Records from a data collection
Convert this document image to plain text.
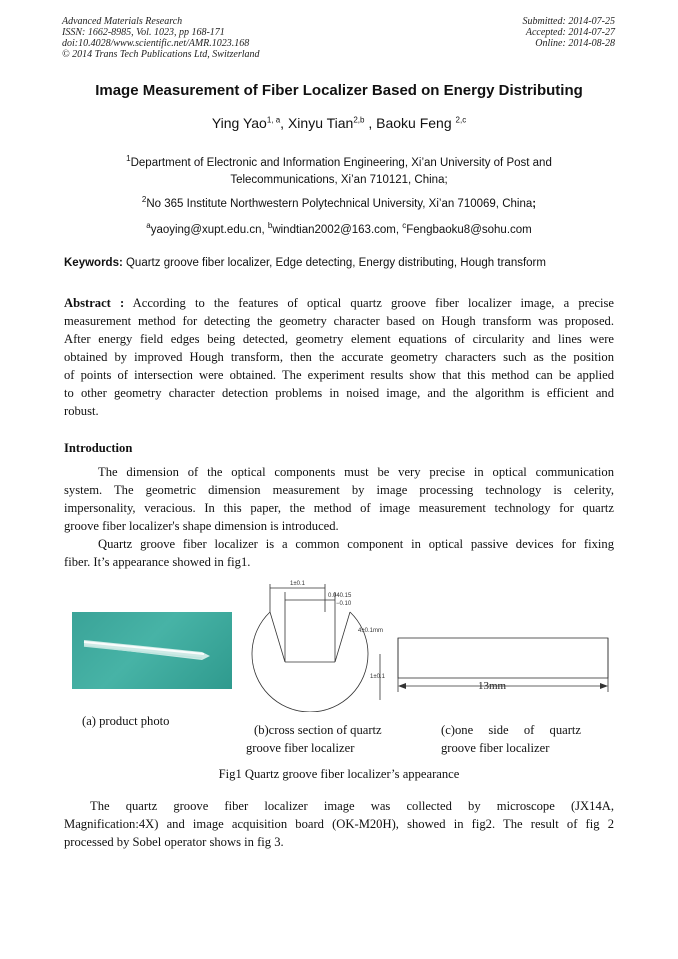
Advanced Materials Research
ISSN: 1662-8985, Vol. 1023, pp 168-171
doi:10.4028/www.scientific.net/AMR.1023.168
© 2014 Trans Tech Publications Ltd, Switzerland
Submitted: 2014-07-25
Accepted: 2014-07-27
Online: 2014-08-28
Image Measurement of Fiber Localizer Based on Energy Distributing
Ying Yao$^{1, a}$, Xinyu Tian$^{2,b}$ , Baoku Feng $^{2,c}$
$^1$Department of Electronic and Information Engineering, Xi’an University of Post and
Telecommunications, Xi’an 710121, China;
$^2$No 365 Institute Northwestern Polytechnical University, Xi’an 710069, China;
$^a$yaoying@xupt.edu.cn, $^b$windtian2002@163.com, $^c$Fengbaoku8@sohu.com
Keywords: Quartz groove fiber localizer, Edge detecting, Energy distributing, Hough transform
Abstract : According to the features of optical quartz groove fiber localizer image, a precise
measurement method for detecting the geometry character based on Hough transform was proposed.
After energy field edges being detected, geometry element equations of circularity and lines were
obtained by improved Hough transform, then the accurate geometry characters such as the position
of points of intersection were obtained. The experiment results show that this method can be applied
to other geometry character detection problems in noised image, and the algorithm is efficient and
robust.
Introduction
The dimension of the optical components must be very precise in optical communication
system. The geometric dimension measurement by image processing technology is celerity,
impersonality, veracious. In this paper, the method of image measurement technology for quartz
groove fiber localizer's shape dimension is introduced.
Quartz groove fiber localizer is a common component in optical passive devices for fixing
fiber. It’s appearance showed in fig1.
1±0.1
0.040.15
−0.10
4±0.1 mm
1±0.1
13mm
(a) product photo
(b)cross section of quartz
groove fiber localizer
(c)one side of quartz
groove fiber localizer
Fig1 Quartz groove fiber localizer’s appearance
The quartz groove fiber localizer image was collected by microscope (JX14A,
Magnification:4X) and image acquisition board (OK-M20H), showed in fig2. The result of fig 2
processed by Sobel operator shows in fig 3.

WHAT YOU HAVE TO DO
Quote the full listing above word for word; exclude every picture from the copy.

COMPLETE ANSWER
Convert this document image to plain text.
Advanced Materials Research
ISSN: 1662-8985, Vol. 1023, pp 168-171
doi:10.4028/www.scientific.net/AMR.1023.168
© 2014 Trans Tech Publications Ltd, Switzerland
Submitted: 2014-07-25
Accepted: 2014-07-27
Online: 2014-08-28
Image Measurement of Fiber Localizer Based on Energy Distributing
Ying Yao$^{1, a}$, Xinyu Tian$^{2,b}$ , Baoku Feng $^{2,c}$
$^1$Department of Electronic and Information Engineering, Xi’an University of Post and
Telecommunications, Xi’an 710121, China;
$^2$No 365 Institute Northwestern Polytechnical University, Xi’an 710069, China;
$^a$yaoying@xupt.edu.cn, $^b$windtian2002@163.com, $^c$Fengbaoku8@sohu.com
Keywords: Quartz groove fiber localizer, Edge detecting, Energy distributing, Hough transform
Abstract : According to the features of optical quartz groove fiber localizer image, a precise
measurement method for detecting the geometry character based on Hough transform was proposed.
After energy field edges being detected, geometry element equations of circularity and lines were
obtained by improved Hough transform, then the accurate geometry characters such as the position
of points of intersection were obtained. The experiment results show that this method can be applied
to other geometry character detection problems in noised image, and the algorithm is efficient and
robust.
Introduction
The dimension of the optical components must be very precise in optical communication
system. The geometric dimension measurement by image processing technology is celerity,
impersonality, veracious. In this paper, the method of image measurement technology for quartz
groove fiber localizer's shape dimension is introduced.
Quartz groove fiber localizer is a common component in optical passive devices for fixing
fiber. It’s appearance showed in fig1.
1±0.1
0.040.15
−0.10
4±0.1 mm
1±0.1
13mm
(a) product photo
(b)cross section of quartz
groove fiber localizer
(c)one side of quartz
groove fiber localizer
Fig1 Quartz groove fiber localizer’s appearance
The quartz groove fiber localizer image was collected by microscope (JX14A,
Magnification:4X) and image acquisition board (OK-M20H), showed in fig2. The result of fig 2
processed by Sobel operator shows in fig 3.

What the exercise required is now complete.